**DATA TO USE:**
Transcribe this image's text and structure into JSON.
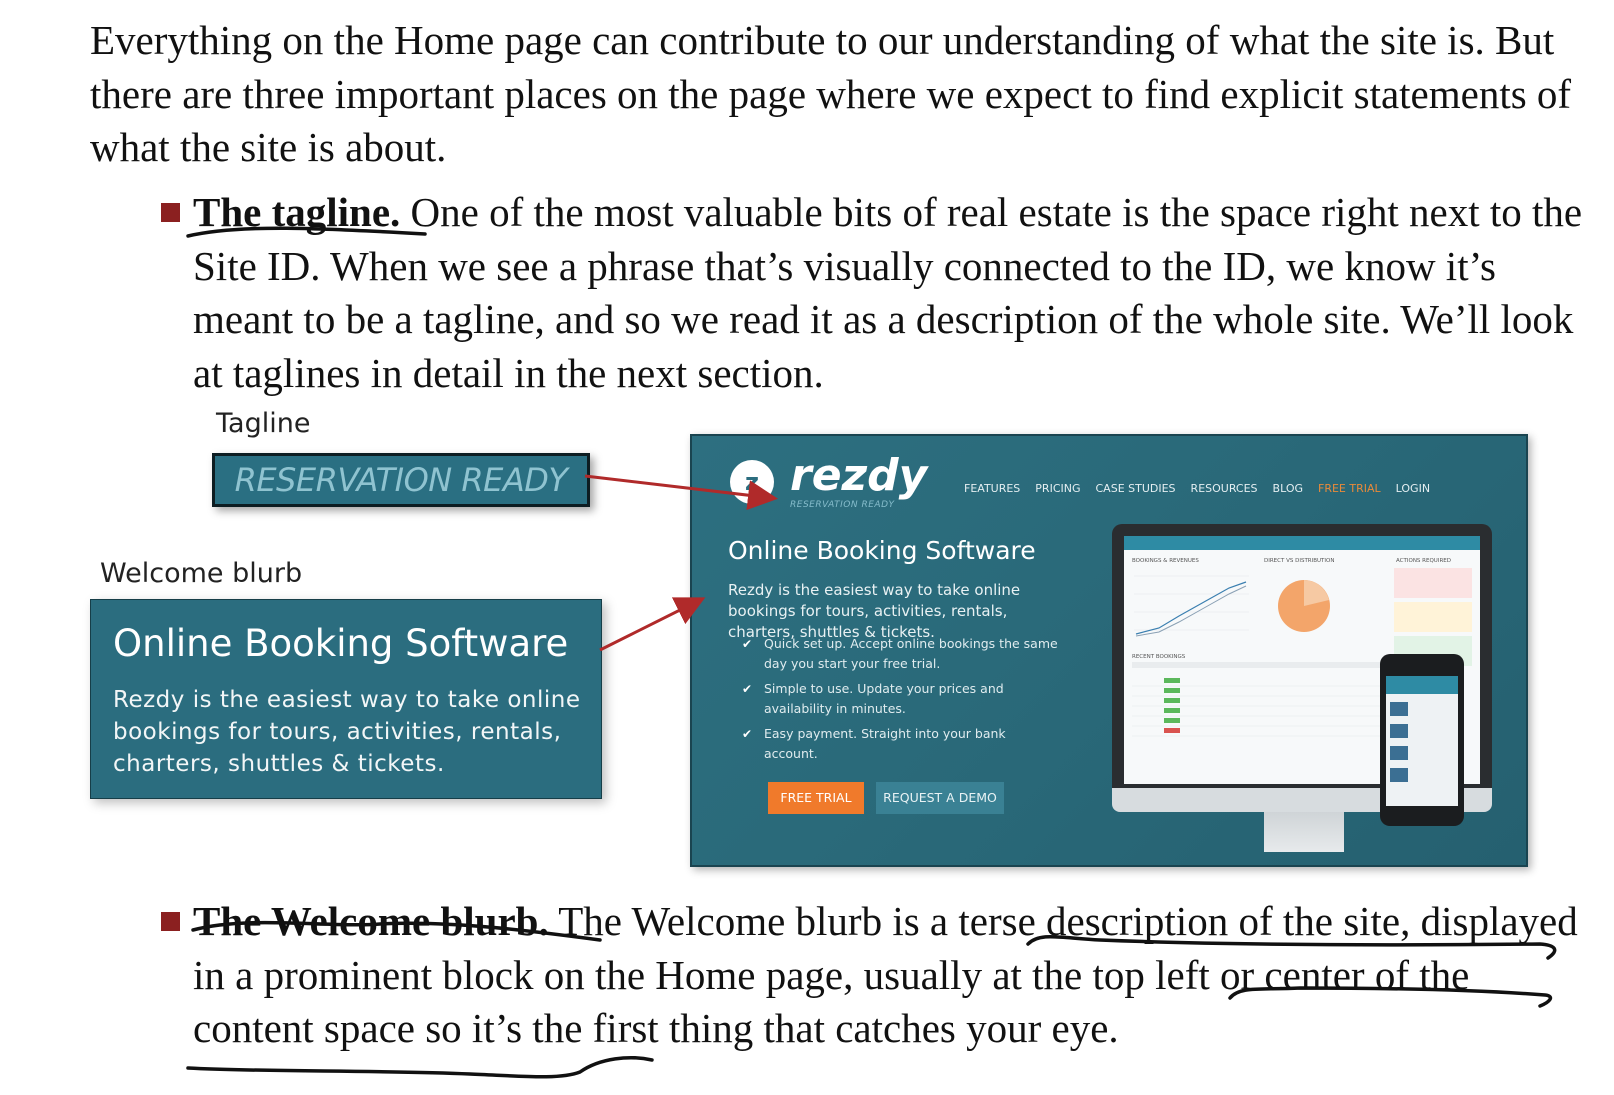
{
  "intro": "Everything on the Home page can contribute to our understanding of what the site is. But there are three important places on the page where we expect to find explicit statements of what the site is about.",
  "bullet1": {
    "title": "The tagline.",
    "body": " One of the most valuable bits of real estate is the space right next to the Site ID. When we see a phrase that’s visually connected to the ID, we know it’s meant to be a tagline, and so we read it as a description of the whole site. We’ll look at taglines in detail in the next section."
  },
  "figure": {
    "tagline_label": "Tagline",
    "tagline_text": "RESERVATION READY",
    "welcome_label": "Welcome blurb",
    "blurb_title": "Online Booking Software",
    "blurb_text": "Rezdy is the easiest way to take online bookings for tours, activities, rentals, charters, shuttles & tickets.",
    "site": {
      "logo_mark": "z",
      "logo_word": "rezdy",
      "logo_tagline": "RESERVATION READY",
      "nav": [
        "FEATURES",
        "PRICING",
        "CASE STUDIES",
        "RESOURCES",
        "BLOG",
        "FREE TRIAL",
        "LOGIN"
      ],
      "heading": "Online Booking Software",
      "text": "Rezdy is the easiest way to take online bookings for tours, activities, rentals, charters, shuttles & tickets.",
      "checks": [
        "Quick set up. Accept online bookings the same day you start your free trial.",
        "Simple to use. Update your prices and availability in minutes.",
        "Easy payment. Straight into your bank account."
      ],
      "free_trial_button": "FREE TRIAL",
      "demo_button": "REQUEST A DEMO",
      "dashboard": {
        "bookings_label": "BOOKINGS & REVENUES",
        "distribution_label": "DIRECT VS DISTRIBUTION",
        "actions_label": "ACTIONS REQUIRED",
        "recent_label": "RECENT BOOKINGS"
      }
    },
    "colors": {
      "teal": "#2b6d7f",
      "orange": "#f07a2b",
      "bullet": "#8b2020",
      "arrow": "#b02a2a"
    }
  },
  "bullet2": {
    "title": "The Welcome blurb.",
    "body": " The Welcome blurb is a terse description of the site, displayed in a prominent block on the Home page, usually at the top left or center of the content space so it’s the first thing that catches your eye."
  }
}
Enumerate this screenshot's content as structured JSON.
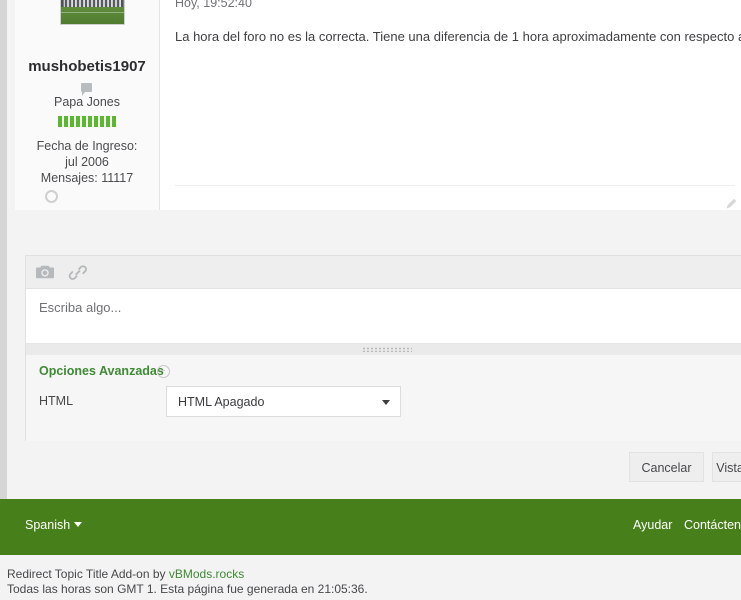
{
  "post": {
    "author": "mushobetis1907",
    "user_title": "Papa Jones",
    "reputation_bars": 10,
    "join_label": "Fecha de Ingreso:",
    "join_date": "jul 2006",
    "messages": "Mensajes: 11117",
    "timestamp": "Hoy, 19:52:40",
    "body": "La hora del foro no es la correcta. Tiene una diferencia de 1 hora aproximadamente con respecto a la hora española."
  },
  "editor": {
    "toolbar": {
      "camera_icon": "camera-icon",
      "link_icon": "link-icon"
    },
    "placeholder": "Escriba algo...",
    "advanced_title": "Opciones Avanzadas",
    "html_label": "HTML",
    "html_value": "HTML Apagado",
    "html_options": [
      "HTML Apagado"
    ]
  },
  "buttons": {
    "cancel": "Cancelar",
    "save": "Vista Previa"
  },
  "footer": {
    "language": "Spanish",
    "help": "Ayudar",
    "contact": "Contáctenos"
  },
  "copyright": {
    "addon_prefix": "Redirect Topic Title Add-on by ",
    "addon_link": "vBMods.rocks",
    "timezone_line": "Todas las horas son GMT 1. Esta página fue generada en 21:05:36."
  },
  "colors": {
    "brand_green": "#47801a",
    "link_green": "#3f8a34",
    "rep_green": "#5ab82e"
  }
}
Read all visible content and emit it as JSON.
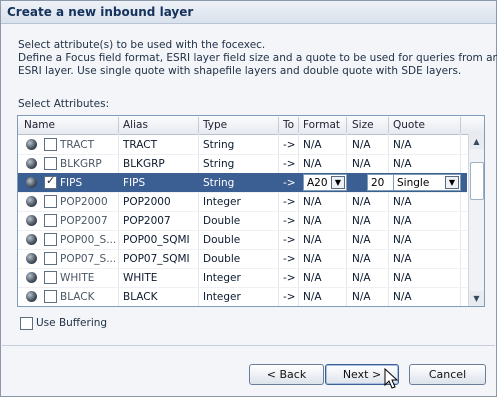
{
  "dialog": {
    "title": "Create a new inbound layer",
    "instructions": [
      "Select attribute(s) to be used with the focexec.",
      "Define a Focus field format, ESRI layer field size and a quote to be used for queries from an",
      "ESRI layer. Use single quote with shapefile layers and double quote with SDE layers."
    ],
    "attributes_label": "Select Attributes:",
    "columns": [
      "Name",
      "Alias",
      "Type",
      "To",
      "Format",
      "Size",
      "Quote"
    ],
    "rows": [
      {
        "name": "TRACT",
        "alias": "TRACT",
        "type": "String",
        "to": "->",
        "format": "N/A",
        "size": "N/A",
        "quote": "N/A",
        "checked": false
      },
      {
        "name": "BLKGRP",
        "alias": "BLKGRP",
        "type": "String",
        "to": "->",
        "format": "N/A",
        "size": "N/A",
        "quote": "N/A",
        "checked": false
      },
      {
        "name": "FIPS",
        "alias": "FIPS",
        "type": "String",
        "to": "->",
        "format": "A20",
        "size": "20",
        "quote": "Single",
        "checked": true
      },
      {
        "name": "POP2000",
        "alias": "POP2000",
        "type": "Integer",
        "to": "->",
        "format": "N/A",
        "size": "N/A",
        "quote": "N/A",
        "checked": false
      },
      {
        "name": "POP2007",
        "alias": "POP2007",
        "type": "Double",
        "to": "->",
        "format": "N/A",
        "size": "N/A",
        "quote": "N/A",
        "checked": false
      },
      {
        "name": "POP00_S...",
        "alias": "POP00_SQMI",
        "type": "Double",
        "to": "->",
        "format": "N/A",
        "size": "N/A",
        "quote": "N/A",
        "checked": false
      },
      {
        "name": "POP07_S...",
        "alias": "POP07_SQMI",
        "type": "Double",
        "to": "->",
        "format": "N/A",
        "size": "N/A",
        "quote": "N/A",
        "checked": false
      },
      {
        "name": "WHITE",
        "alias": "WHITE",
        "type": "Integer",
        "to": "->",
        "format": "N/A",
        "size": "N/A",
        "quote": "N/A",
        "checked": false
      },
      {
        "name": "BLACK",
        "alias": "BLACK",
        "type": "Integer",
        "to": "->",
        "format": "N/A",
        "size": "N/A",
        "quote": "N/A",
        "checked": false
      }
    ],
    "use_buffering_label": "Use Buffering",
    "use_buffering_checked": false,
    "buttons": {
      "back": "< Back",
      "next": "Next >",
      "cancel": "Cancel"
    },
    "colors": {
      "selected_row": "#3b5e93",
      "title_text": "#15325c"
    }
  }
}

**WORK REQUIRED:**
Your task is to reproduce all of the material exactly. The pictures stay out.

**REPLY:**
Transcribe this image's text and structure into JSON.
{
  "intro": "Everything on the Home page can contribute to our understanding of what the site is. But there are three important places on the page where we expect to find explicit statements of what the site is about.",
  "bullet1": {
    "title": "The tagline.",
    "body": " One of the most valuable bits of real estate is the space right next to the Site ID. When we see a phrase that’s visually connected to the ID, we know it’s meant to be a tagline, and so we read it as a description of the whole site. We’ll look at taglines in detail in the next section."
  },
  "figure": {
    "tagline_label": "Tagline",
    "tagline_text": "RESERVATION READY",
    "welcome_label": "Welcome blurb",
    "blurb_title": "Online Booking Software",
    "blurb_text": "Rezdy is the easiest way to take online bookings for tours, activities, rentals, charters, shuttles & tickets.",
    "site": {
      "logo_mark": "z",
      "logo_word": "rezdy",
      "logo_tagline": "RESERVATION READY",
      "nav": [
        "FEATURES",
        "PRICING",
        "CASE STUDIES",
        "RESOURCES",
        "BLOG",
        "FREE TRIAL",
        "LOGIN"
      ],
      "heading": "Online Booking Software",
      "text": "Rezdy is the easiest way to take online bookings for tours, activities, rentals, charters, shuttles & tickets.",
      "checks": [
        "Quick set up. Accept online bookings the same day you start your free trial.",
        "Simple to use. Update your prices and availability in minutes.",
        "Easy payment. Straight into your bank account."
      ],
      "free_trial_button": "FREE TRIAL",
      "demo_button": "REQUEST A DEMO",
      "dashboard": {
        "bookings_label": "BOOKINGS & REVENUES",
        "distribution_label": "DIRECT VS DISTRIBUTION",
        "actions_label": "ACTIONS REQUIRED",
        "recent_label": "RECENT BOOKINGS"
      }
    },
    "colors": {
      "teal": "#2b6d7f",
      "orange": "#f07a2b",
      "bullet": "#8b2020",
      "arrow": "#b02a2a"
    }
  },
  "bullet2": {
    "title": "The Welcome blurb.",
    "body": " The Welcome blurb is a terse description of the site, displayed in a prominent block on the Home page, usually at the top left or center of the content space so it’s the first thing that catches your eye."
  }
}
Enumerate this screenshot's content as structured JSON.
{
  "post": {
    "author": "mushobetis1907",
    "user_title": "Papa Jones",
    "reputation_bars": 10,
    "join_label": "Fecha de Ingreso:",
    "join_date": "jul 2006",
    "messages": "Mensajes: 11117",
    "timestamp": "Hoy, 19:52:40",
    "body": "La hora del foro no es la correcta. Tiene una diferencia de 1 hora aproximadamente con respecto a la hora española."
  },
  "editor": {
    "toolbar": {
      "camera_icon": "camera-icon",
      "link_icon": "link-icon"
    },
    "placeholder": "Escriba algo...",
    "advanced_title": "Opciones Avanzadas",
    "html_label": "HTML",
    "html_value": "HTML Apagado",
    "html_options": [
      "HTML Apagado"
    ]
  },
  "buttons": {
    "cancel": "Cancelar",
    "save": "Vista Previa"
  },
  "footer": {
    "language": "Spanish",
    "help": "Ayudar",
    "contact": "Contáctenos"
  },
  "copyright": {
    "addon_prefix": "Redirect Topic Title Add-on by ",
    "addon_link": "vBMods.rocks",
    "timezone_line": "Todas las horas son GMT 1. Esta página fue generada en 21:05:36."
  },
  "colors": {
    "brand_green": "#47801a",
    "link_green": "#3f8a34",
    "rep_green": "#5ab82e"
  }
}
Read all visible content and emit it as JSON.
{
  "dialog": {
    "title": "Create a new inbound layer",
    "instructions": [
      "Select attribute(s) to be used with the focexec.",
      "Define a Focus field format, ESRI layer field size and a quote to be used for queries from an",
      "ESRI layer. Use single quote with shapefile layers and double quote with SDE layers."
    ],
    "attributes_label": "Select Attributes:",
    "columns": [
      "Name",
      "Alias",
      "Type",
      "To",
      "Format",
      "Size",
      "Quote"
    ],
    "rows": [
      {
        "name": "TRACT",
        "alias": "TRACT",
        "type": "String",
        "to": "->",
        "format": "N/A",
        "size": "N/A",
        "quote": "N/A",
        "checked": false
      },
      {
        "name": "BLKGRP",
        "alias": "BLKGRP",
        "type": "String",
        "to": "->",
        "format": "N/A",
        "size": "N/A",
        "quote": "N/A",
        "checked": false
      },
      {
        "name": "FIPS",
        "alias": "FIPS",
        "type": "String",
        "to": "->",
        "format": "A20",
        "size": "20",
        "quote": "Single",
        "checked": true
      },
      {
        "name": "POP2000",
        "alias": "POP2000",
        "type": "Integer",
        "to": "->",
        "format": "N/A",
        "size": "N/A",
        "quote": "N/A",
        "checked": false
      },
      {
        "name": "POP2007",
        "alias": "POP2007",
        "type": "Double",
        "to": "->",
        "format": "N/A",
        "size": "N/A",
        "quote": "N/A",
        "checked": false
      },
      {
        "name": "POP00_S...",
        "alias": "POP00_SQMI",
        "type": "Double",
        "to": "->",
        "format": "N/A",
        "size": "N/A",
        "quote": "N/A",
        "checked": false
      },
      {
        "name": "POP07_S...",
        "alias": "POP07_SQMI",
        "type": "Double",
        "to": "->",
        "format": "N/A",
        "size": "N/A",
        "quote": "N/A",
        "checked": false
      },
      {
        "name": "WHITE",
        "alias": "WHITE",
        "type": "Integer",
        "to": "->",
        "format": "N/A",
        "size": "N/A",
        "quote": "N/A",
        "checked": false
      },
      {
        "name": "BLACK",
        "alias": "BLACK",
        "type": "Integer",
        "to": "->",
        "format": "N/A",
        "size": "N/A",
        "quote": "N/A",
        "checked": false
      }
    ],
    "use_buffering_label": "Use Buffering",
    "use_buffering_checked": false,
    "buttons": {
      "back": "< Back",
      "next": "Next >",
      "cancel": "Cancel"
    },
    "colors": {
      "selected_row": "#3b5e93",
      "title_text": "#15325c"
    }
  }
}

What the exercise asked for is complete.